RECORDED INFORMATION
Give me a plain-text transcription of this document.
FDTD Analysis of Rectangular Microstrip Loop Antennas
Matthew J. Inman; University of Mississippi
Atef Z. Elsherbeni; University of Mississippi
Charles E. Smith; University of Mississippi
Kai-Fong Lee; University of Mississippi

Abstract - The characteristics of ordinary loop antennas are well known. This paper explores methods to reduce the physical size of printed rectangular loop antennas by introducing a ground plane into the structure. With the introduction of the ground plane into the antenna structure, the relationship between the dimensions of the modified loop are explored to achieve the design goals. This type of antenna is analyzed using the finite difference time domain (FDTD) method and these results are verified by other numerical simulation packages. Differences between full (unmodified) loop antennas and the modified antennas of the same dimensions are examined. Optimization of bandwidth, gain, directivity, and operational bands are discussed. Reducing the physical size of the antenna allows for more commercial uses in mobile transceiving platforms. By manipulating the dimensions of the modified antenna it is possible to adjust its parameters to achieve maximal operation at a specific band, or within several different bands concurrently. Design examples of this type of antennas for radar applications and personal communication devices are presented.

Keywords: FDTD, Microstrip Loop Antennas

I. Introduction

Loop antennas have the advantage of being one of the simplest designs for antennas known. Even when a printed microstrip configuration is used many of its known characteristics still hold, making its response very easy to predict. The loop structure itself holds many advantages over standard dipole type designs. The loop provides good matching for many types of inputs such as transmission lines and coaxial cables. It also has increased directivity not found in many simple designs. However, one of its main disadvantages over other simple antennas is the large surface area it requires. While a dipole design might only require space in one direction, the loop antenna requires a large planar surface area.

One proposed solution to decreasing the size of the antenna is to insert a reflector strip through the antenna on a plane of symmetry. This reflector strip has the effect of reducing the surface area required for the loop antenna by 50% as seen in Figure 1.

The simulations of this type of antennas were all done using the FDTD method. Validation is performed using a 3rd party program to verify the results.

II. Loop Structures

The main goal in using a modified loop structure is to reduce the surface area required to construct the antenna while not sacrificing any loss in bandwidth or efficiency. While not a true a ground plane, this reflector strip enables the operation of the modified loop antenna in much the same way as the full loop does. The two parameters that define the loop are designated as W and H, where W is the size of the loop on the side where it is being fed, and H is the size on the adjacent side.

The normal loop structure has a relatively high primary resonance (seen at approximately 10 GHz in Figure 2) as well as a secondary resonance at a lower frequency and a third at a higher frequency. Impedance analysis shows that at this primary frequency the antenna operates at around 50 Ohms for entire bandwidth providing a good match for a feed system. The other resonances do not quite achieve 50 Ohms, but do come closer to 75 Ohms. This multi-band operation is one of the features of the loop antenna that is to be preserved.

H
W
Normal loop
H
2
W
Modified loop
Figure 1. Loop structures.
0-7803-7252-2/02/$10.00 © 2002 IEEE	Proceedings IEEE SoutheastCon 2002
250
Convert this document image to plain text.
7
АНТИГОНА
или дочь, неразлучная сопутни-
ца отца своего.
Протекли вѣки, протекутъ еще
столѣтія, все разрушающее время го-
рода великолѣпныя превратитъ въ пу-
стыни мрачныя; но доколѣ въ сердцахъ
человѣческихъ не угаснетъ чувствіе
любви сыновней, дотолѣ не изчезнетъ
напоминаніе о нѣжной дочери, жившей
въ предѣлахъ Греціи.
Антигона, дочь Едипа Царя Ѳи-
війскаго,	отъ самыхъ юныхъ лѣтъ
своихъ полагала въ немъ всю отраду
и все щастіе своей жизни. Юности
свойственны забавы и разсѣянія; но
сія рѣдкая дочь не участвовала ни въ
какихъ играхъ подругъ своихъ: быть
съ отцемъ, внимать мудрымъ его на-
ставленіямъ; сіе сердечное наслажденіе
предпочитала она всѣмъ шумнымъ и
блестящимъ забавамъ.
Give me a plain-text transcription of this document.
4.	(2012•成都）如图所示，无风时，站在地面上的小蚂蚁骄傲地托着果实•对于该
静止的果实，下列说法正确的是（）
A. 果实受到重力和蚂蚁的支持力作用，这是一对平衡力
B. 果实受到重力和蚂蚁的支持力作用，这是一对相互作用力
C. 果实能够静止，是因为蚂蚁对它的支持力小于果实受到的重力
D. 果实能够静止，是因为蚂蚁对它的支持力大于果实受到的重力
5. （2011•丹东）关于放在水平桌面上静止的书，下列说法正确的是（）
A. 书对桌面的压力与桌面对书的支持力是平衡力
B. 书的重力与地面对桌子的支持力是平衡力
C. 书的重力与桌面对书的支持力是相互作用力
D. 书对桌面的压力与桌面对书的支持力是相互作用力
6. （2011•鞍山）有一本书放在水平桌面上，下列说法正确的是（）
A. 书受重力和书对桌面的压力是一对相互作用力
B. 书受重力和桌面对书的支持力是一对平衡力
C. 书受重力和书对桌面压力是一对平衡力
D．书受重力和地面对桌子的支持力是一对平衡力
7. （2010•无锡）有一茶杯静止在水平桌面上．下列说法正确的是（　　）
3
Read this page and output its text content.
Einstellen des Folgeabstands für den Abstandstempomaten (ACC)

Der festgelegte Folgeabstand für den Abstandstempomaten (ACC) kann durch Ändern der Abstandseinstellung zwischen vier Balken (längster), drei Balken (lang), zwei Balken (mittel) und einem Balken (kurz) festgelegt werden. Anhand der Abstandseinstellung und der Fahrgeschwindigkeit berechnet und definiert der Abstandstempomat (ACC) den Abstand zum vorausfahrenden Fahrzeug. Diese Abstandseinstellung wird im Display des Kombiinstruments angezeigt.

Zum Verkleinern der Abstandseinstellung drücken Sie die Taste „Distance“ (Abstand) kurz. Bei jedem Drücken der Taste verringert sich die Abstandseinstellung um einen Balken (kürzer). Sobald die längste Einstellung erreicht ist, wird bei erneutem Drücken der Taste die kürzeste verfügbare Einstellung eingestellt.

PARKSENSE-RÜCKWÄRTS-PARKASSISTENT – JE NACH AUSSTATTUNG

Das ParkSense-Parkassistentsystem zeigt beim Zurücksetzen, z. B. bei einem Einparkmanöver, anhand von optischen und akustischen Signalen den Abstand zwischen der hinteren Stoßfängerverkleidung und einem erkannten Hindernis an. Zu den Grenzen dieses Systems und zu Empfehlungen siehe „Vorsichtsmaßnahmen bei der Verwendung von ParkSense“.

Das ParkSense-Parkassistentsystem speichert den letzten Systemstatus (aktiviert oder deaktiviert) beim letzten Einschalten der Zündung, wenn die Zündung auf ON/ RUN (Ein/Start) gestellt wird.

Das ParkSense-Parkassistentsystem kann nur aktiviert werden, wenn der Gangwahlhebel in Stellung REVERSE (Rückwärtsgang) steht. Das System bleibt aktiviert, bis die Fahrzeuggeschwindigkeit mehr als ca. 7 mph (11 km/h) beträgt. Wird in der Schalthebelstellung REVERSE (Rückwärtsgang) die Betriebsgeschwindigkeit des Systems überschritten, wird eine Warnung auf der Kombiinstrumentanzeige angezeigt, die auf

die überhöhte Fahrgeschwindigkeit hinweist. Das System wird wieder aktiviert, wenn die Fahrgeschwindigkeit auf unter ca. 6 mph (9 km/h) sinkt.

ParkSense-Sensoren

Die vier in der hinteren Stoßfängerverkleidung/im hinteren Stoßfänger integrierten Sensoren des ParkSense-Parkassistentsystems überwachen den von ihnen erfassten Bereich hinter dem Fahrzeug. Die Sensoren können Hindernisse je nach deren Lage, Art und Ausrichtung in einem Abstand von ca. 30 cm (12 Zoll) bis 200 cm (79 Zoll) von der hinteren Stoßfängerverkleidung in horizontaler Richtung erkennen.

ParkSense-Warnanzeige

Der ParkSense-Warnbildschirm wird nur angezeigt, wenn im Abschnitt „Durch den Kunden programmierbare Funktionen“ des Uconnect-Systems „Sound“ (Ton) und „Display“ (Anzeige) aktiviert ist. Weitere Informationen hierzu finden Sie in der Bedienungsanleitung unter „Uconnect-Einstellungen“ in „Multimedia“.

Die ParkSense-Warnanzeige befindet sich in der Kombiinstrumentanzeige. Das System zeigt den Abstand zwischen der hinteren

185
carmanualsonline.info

PROBLEM TO SOLVE
Every line containing the string "wenn" must be listed.

ANSWER FOR THIS EXERCISE
Das ParkSense-Parkassistentsystem speichert den letzten Systemstatus (aktiviert oder deaktiviert) beim letzten Einschalten der Zündung, wenn die Zündung auf ON/ RUN (Ein/Start) gestellt wird.
Das ParkSense-Parkassistentsystem kann nur aktiviert werden, wenn der Gangwahlhebel in Stellung REVERSE (Rückwärtsgang) steht. Das System bleibt aktiviert, bis die Fahrzeuggeschwindigkeit mehr als ca. 7 mph (11 km/h) beträgt. Wird in der Schalthebelstellung REVERSE (Rückwärtsgang) die Betriebsgeschwindigkeit des Systems überschritten, wird eine Warnung auf der Kombiinstrumentanzeige angezeigt, die auf
die überhöhte Fahrgeschwindigkeit hinweist. Das System wird wieder aktiviert, wenn die Fahrgeschwindigkeit auf unter ca. 6 mph (9 km/h) sinkt.
Der ParkSense-Warnbildschirm wird nur angezeigt, wenn im Abschnitt „Durch den Kunden programmierbare Funktionen“ des Uconnect-Systems „Sound“ (Ton) und „Display“ (Anzeige) aktiviert ist. Weitere Informationen hierzu finden Sie in der Bedienungsanleitung unter „Uconnect-Einstellungen“ in „Multimedia“.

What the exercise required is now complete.